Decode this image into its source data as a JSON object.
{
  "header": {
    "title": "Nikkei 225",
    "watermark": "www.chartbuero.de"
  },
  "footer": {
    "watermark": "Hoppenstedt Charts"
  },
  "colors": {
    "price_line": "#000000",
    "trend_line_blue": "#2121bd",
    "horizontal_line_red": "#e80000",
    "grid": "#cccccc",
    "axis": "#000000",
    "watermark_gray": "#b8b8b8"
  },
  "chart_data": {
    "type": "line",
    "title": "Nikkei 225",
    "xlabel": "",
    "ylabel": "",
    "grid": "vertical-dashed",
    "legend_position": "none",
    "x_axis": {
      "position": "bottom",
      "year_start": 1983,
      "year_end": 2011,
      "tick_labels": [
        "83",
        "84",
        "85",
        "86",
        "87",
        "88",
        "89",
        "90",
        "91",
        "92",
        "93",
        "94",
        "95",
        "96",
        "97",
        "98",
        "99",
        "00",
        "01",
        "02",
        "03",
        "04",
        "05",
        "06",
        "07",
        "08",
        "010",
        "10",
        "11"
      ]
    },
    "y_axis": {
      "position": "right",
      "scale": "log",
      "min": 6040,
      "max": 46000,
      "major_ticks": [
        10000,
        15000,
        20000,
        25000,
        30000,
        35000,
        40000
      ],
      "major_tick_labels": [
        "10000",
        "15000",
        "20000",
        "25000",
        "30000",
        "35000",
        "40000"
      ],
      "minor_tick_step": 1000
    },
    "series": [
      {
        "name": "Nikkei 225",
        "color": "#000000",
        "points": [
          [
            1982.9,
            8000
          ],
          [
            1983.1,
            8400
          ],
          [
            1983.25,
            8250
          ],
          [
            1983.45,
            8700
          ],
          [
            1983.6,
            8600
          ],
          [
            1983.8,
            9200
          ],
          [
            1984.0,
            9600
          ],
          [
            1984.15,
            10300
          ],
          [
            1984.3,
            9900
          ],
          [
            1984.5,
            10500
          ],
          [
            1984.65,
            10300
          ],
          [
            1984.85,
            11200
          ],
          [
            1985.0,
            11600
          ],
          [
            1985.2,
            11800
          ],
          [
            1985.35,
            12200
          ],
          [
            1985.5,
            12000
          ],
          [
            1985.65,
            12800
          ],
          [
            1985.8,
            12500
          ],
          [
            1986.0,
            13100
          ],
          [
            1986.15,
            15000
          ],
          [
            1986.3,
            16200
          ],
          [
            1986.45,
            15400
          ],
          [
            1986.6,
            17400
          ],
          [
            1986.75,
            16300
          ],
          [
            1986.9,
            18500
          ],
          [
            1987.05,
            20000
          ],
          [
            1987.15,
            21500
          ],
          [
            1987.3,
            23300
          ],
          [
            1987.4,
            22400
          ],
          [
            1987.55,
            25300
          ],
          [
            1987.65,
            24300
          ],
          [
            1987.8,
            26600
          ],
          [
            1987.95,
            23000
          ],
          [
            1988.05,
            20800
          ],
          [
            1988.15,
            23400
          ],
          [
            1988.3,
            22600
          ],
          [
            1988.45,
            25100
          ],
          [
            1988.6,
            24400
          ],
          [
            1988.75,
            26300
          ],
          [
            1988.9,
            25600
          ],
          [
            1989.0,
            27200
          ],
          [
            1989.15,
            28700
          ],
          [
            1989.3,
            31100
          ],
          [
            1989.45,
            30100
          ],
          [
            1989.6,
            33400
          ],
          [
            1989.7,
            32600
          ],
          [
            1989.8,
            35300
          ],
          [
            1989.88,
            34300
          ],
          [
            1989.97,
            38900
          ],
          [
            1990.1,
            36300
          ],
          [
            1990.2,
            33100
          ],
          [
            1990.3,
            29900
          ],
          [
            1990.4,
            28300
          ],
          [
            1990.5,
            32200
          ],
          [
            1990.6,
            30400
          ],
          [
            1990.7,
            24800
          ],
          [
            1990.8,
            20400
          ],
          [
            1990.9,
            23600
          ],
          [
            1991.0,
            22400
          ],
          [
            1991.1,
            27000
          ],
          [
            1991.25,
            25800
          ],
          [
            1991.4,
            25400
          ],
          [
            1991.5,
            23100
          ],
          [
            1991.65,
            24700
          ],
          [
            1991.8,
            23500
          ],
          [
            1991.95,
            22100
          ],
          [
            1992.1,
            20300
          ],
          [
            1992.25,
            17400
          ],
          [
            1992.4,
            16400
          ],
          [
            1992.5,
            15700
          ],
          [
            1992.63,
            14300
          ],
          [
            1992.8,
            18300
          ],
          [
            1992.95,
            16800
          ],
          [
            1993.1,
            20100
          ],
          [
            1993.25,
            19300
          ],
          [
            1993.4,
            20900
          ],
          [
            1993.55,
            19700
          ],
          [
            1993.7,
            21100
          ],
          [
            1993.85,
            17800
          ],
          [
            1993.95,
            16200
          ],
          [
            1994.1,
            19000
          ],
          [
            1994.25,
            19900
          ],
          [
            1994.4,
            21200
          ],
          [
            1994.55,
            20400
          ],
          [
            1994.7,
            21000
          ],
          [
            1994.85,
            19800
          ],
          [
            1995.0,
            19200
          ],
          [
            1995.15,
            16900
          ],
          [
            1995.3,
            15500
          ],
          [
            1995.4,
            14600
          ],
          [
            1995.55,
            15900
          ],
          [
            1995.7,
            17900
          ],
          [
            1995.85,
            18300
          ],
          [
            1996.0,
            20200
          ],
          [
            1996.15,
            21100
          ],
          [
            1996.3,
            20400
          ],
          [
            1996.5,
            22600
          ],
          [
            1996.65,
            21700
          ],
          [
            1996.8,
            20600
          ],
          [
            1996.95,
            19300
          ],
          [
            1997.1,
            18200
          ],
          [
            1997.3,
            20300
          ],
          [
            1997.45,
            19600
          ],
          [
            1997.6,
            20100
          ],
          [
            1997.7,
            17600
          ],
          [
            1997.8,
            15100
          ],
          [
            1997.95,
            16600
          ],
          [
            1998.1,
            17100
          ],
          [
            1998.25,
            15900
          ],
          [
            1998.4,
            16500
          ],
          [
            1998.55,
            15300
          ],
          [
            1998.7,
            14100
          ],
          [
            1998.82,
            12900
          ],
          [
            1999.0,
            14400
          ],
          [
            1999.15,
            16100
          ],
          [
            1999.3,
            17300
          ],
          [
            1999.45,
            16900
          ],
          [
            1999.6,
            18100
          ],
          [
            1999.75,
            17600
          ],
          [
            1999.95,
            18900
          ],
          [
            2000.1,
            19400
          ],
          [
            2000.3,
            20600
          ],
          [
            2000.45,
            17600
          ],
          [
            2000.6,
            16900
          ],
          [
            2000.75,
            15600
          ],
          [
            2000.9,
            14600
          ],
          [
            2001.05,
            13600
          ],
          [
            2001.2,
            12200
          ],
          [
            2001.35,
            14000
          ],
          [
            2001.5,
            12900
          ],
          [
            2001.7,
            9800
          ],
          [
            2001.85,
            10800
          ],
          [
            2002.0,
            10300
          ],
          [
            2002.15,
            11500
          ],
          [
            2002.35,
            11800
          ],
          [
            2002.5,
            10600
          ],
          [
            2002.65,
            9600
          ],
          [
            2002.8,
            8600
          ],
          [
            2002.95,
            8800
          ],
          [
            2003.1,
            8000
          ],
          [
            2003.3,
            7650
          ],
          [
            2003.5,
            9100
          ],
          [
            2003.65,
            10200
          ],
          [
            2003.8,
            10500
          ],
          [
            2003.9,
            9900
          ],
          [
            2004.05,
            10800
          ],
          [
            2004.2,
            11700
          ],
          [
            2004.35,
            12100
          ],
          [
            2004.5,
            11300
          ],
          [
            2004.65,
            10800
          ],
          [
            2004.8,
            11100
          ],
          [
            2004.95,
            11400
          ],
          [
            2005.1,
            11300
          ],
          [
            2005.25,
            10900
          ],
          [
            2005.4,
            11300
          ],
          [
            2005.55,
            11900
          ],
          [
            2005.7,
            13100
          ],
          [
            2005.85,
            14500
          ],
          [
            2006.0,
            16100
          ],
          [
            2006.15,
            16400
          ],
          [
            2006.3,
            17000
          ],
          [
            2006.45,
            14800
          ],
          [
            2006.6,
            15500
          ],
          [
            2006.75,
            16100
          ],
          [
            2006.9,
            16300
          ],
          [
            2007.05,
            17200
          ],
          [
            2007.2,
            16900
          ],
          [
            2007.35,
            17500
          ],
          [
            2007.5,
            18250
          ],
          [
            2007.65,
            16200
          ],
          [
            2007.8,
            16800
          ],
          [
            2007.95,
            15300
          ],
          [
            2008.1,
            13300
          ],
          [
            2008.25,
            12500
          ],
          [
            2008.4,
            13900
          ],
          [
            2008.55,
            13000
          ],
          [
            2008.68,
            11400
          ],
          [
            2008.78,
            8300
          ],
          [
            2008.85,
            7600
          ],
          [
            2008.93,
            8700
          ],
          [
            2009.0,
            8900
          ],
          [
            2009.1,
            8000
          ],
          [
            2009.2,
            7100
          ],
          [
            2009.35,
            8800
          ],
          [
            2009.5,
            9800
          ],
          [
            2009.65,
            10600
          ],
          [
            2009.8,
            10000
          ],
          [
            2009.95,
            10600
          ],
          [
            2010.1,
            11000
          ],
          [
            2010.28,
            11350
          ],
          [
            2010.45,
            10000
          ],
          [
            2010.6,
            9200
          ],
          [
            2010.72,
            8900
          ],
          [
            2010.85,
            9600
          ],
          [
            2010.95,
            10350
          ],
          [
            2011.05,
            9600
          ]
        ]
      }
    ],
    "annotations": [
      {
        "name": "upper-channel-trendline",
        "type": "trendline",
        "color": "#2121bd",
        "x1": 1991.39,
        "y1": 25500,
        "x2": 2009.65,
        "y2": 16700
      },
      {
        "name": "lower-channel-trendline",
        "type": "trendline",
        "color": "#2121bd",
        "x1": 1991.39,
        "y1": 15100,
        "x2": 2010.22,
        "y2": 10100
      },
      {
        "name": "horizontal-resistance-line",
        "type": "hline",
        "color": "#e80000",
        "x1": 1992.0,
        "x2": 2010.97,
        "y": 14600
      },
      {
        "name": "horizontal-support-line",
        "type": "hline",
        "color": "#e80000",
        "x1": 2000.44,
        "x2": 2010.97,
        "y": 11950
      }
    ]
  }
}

====

Search the records for the word "name" and copy every line where it occurs.

▸ **SOLUTION FOR THIS TASK**:
        "name": "Nikkei 225",
        "name": "upper-channel-trendline",
        "name": "lower-channel-trendline",
        "name": "horizontal-resistance-line",
        "name": "horizontal-support-line",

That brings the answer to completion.